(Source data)
>> begin

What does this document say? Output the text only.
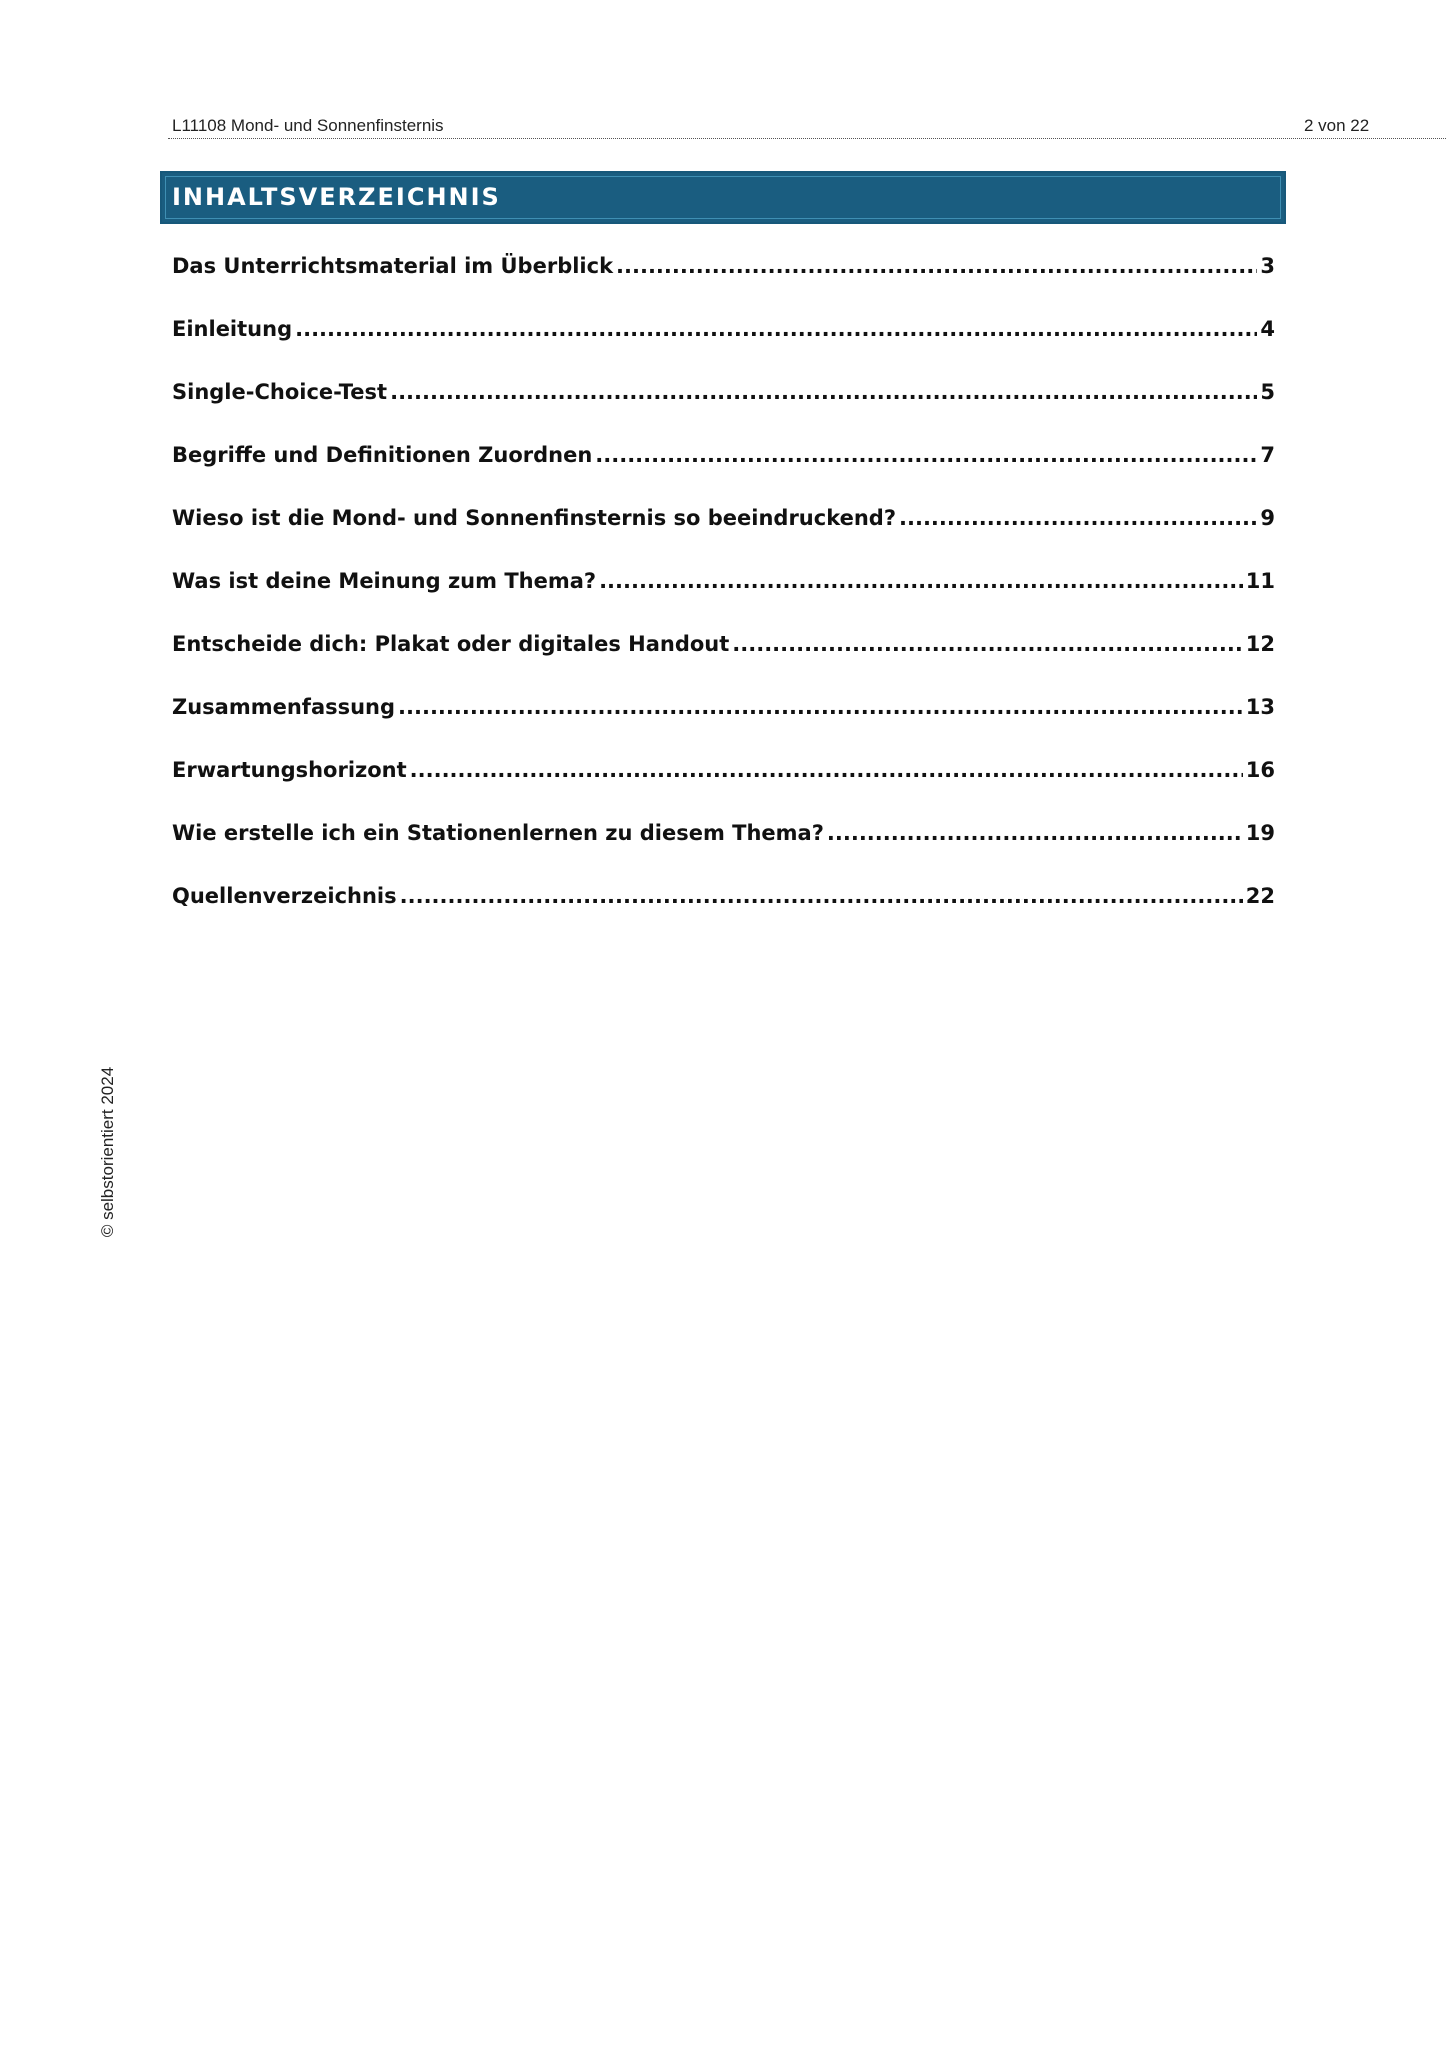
L11108 Mond- und Sonnenfinsternis	2 von 22
INHALTSVERZEICHNIS
Das Unterrichtsmaterial im Überblick .....	3
Einleitung .....	4
Single-Choice-Test .....	5
Begriffe und Definitionen Zuordnen .....	7
Wieso ist die Mond- und Sonnenfinsternis so beeindruckend? .....	9
Was ist deine Meinung zum Thema? .....	11
Entscheide dich: Plakat oder digitales Handout .....	12
Zusammenfassung .....	13
Erwartungshorizont .....	16
Wie erstelle ich ein Stationenlernen zu diesem Thema? .....	19
Quellenverzeichnis .....	22
© selbstorientiert 2024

>> end

INSTRUCTION - Pick out and copy the lines of the entries that hold the string "Mond".

SOLUTION TO THIS PROBLEM -
L11108 Mond- und Sonnenfinsternis	2 von 22
Wieso ist die Mond- und Sonnenfinsternis so beeindruckend? .....	9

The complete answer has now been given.